Stored entries:
※ ※ ※

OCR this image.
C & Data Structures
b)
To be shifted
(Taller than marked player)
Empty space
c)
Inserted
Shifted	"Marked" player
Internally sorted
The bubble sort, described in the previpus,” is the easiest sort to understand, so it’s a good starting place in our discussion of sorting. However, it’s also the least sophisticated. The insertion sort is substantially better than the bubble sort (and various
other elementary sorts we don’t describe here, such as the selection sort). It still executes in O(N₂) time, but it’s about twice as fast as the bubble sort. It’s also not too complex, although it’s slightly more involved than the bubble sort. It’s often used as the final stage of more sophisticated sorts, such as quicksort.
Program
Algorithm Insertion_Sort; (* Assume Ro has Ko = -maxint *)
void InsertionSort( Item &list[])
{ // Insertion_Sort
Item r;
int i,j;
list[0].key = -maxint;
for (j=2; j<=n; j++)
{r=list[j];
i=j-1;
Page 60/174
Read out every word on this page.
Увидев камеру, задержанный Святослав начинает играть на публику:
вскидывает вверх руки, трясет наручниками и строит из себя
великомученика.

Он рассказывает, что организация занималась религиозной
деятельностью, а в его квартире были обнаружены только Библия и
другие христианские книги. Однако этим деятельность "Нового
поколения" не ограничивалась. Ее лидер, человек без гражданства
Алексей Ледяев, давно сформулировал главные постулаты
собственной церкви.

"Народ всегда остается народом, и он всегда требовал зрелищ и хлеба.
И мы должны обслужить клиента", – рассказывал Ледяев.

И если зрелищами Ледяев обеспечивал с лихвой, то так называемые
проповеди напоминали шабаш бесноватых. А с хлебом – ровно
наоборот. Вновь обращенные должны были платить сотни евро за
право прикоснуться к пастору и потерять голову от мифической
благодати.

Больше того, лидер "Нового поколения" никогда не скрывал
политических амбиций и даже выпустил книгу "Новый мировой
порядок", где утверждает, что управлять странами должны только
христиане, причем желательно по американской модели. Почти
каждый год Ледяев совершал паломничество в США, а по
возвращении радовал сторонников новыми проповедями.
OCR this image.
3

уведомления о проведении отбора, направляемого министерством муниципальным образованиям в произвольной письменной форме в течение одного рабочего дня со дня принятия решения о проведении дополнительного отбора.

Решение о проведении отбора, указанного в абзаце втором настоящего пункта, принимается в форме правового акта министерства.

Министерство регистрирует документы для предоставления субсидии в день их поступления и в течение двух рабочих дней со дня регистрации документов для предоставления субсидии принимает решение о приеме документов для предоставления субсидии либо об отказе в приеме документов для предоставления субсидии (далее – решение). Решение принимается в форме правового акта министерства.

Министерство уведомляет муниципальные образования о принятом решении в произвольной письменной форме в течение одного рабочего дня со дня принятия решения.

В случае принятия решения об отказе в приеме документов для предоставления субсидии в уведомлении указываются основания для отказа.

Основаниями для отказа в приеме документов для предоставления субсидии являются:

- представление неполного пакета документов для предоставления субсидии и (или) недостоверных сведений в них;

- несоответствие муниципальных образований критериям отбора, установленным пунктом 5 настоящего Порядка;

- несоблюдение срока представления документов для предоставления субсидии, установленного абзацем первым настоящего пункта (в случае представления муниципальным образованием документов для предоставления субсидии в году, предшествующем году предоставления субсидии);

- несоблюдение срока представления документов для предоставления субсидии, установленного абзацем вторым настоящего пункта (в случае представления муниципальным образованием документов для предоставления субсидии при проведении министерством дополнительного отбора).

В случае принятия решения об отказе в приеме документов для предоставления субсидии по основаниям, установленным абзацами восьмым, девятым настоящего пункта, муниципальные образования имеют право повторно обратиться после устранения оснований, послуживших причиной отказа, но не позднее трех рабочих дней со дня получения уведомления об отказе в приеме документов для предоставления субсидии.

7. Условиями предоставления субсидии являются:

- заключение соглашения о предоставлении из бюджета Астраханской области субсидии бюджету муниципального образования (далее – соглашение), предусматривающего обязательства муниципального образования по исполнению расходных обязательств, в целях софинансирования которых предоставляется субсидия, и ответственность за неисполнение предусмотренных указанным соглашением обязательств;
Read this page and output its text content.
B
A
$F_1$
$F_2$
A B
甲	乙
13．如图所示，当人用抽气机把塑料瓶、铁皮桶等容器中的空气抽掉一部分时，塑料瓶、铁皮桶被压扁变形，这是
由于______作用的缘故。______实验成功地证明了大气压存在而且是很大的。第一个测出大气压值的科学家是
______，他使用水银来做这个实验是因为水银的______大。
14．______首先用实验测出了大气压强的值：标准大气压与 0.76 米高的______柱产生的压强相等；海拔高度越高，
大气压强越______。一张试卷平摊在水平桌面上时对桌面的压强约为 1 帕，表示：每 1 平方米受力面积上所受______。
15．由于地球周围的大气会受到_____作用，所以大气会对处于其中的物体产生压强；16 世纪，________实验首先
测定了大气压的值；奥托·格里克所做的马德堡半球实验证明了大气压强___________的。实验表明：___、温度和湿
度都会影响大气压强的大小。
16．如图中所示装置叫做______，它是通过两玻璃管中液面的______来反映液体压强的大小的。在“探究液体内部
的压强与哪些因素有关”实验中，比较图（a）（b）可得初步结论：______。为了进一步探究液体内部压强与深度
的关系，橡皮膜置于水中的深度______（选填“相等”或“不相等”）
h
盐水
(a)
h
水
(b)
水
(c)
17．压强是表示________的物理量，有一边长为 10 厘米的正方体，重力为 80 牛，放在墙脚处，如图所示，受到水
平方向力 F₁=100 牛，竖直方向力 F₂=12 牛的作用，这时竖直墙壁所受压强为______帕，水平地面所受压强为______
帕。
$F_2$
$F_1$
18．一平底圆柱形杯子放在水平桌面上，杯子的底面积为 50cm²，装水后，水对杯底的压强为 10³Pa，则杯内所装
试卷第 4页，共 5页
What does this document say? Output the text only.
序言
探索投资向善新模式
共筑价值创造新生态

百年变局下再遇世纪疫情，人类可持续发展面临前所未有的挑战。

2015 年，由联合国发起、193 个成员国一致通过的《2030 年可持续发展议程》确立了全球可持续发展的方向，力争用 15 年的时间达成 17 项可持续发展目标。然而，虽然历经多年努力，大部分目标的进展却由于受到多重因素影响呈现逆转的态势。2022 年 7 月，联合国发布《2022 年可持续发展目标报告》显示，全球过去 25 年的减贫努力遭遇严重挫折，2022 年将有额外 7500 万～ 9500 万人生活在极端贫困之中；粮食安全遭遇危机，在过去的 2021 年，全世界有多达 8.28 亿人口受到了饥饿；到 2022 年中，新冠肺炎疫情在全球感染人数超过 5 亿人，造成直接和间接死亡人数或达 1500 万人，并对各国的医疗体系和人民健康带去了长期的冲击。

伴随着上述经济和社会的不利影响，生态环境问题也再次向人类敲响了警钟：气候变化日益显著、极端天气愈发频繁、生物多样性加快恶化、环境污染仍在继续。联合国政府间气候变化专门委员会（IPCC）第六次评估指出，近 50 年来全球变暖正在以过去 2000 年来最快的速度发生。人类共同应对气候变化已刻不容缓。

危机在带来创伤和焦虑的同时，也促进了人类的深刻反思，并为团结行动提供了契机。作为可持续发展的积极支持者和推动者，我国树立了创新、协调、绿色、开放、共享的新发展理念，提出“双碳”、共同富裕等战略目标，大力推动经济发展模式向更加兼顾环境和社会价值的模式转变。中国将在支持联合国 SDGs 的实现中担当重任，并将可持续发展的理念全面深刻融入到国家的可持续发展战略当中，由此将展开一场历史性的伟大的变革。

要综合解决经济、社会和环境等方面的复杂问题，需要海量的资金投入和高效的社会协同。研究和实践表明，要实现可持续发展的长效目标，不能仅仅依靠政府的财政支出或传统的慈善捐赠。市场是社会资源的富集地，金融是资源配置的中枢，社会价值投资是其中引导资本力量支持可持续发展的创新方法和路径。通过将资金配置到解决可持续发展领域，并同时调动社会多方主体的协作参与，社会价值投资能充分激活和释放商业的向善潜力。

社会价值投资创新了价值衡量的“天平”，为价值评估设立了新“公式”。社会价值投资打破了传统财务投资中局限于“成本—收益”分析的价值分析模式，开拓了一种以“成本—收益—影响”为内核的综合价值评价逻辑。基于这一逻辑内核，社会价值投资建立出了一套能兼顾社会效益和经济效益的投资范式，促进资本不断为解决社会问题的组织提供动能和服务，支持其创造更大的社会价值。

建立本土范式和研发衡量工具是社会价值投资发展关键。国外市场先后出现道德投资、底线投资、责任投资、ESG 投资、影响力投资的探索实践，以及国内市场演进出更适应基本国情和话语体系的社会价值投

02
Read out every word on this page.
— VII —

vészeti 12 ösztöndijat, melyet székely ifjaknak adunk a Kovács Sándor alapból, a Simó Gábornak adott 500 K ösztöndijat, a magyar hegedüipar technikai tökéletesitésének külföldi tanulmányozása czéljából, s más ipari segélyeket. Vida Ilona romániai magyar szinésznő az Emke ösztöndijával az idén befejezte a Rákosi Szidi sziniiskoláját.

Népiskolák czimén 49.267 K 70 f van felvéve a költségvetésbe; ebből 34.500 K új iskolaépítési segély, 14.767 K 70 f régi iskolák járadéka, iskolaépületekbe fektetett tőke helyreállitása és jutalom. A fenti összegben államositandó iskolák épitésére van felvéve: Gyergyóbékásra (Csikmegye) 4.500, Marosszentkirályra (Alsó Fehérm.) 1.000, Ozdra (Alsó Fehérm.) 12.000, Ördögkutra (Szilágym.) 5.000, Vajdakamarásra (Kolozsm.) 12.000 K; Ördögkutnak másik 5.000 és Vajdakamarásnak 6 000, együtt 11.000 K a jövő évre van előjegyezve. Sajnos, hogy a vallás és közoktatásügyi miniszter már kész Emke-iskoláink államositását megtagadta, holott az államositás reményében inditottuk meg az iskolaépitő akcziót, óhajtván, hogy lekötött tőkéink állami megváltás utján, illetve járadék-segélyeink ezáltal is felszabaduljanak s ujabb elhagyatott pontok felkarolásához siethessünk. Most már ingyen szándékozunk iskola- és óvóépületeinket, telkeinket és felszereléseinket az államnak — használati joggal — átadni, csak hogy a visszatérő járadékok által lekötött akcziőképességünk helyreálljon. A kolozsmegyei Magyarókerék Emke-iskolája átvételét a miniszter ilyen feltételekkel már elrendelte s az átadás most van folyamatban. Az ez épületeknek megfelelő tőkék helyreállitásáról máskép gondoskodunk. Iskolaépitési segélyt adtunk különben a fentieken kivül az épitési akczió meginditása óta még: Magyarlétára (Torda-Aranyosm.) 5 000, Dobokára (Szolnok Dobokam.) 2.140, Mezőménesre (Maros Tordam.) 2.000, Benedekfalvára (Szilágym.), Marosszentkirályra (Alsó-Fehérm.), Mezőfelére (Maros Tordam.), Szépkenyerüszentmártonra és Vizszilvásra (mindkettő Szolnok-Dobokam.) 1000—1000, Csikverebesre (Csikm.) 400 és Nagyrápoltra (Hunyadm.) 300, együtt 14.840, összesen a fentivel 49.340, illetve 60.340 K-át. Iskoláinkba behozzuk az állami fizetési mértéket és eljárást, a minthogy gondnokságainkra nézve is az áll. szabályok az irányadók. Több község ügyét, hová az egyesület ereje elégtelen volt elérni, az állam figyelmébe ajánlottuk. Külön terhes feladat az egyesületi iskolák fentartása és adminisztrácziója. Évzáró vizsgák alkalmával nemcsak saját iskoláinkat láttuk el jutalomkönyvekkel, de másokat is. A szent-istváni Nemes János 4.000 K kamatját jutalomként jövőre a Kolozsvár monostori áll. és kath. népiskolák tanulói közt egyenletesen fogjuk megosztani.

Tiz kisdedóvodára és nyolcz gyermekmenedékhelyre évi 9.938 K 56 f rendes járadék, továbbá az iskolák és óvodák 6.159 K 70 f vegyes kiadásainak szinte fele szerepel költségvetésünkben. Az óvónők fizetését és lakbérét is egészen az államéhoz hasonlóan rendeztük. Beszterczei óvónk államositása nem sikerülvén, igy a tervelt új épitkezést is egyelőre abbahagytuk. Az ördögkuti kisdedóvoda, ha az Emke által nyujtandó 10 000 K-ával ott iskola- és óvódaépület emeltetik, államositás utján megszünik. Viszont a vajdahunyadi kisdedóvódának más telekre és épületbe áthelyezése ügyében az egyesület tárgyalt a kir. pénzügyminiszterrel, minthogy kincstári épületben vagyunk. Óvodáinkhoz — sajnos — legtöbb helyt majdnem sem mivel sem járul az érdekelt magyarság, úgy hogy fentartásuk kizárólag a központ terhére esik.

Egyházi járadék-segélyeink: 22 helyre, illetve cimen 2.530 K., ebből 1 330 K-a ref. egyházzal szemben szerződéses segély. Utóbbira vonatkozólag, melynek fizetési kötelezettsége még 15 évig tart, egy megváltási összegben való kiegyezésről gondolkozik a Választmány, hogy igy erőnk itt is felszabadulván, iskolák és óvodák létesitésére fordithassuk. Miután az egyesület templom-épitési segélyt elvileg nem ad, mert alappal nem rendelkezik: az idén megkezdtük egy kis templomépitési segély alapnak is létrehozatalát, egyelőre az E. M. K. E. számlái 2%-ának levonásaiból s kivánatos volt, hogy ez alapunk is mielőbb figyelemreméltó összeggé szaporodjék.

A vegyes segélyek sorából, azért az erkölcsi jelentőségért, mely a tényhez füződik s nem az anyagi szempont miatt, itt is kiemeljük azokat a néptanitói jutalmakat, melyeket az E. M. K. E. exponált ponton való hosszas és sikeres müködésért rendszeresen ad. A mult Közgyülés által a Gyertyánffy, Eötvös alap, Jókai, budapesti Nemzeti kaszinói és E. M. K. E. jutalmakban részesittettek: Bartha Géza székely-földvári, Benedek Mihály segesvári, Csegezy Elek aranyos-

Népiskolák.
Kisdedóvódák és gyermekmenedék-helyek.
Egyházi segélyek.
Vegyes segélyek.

※ ※ ※

Exercise: From the entries above, return each line with the word "maxint" in it.

Answer:
Algorithm Insertion_Sort; (* Assume Ro has Ko = -maxint *)
list[0].key = -maxint;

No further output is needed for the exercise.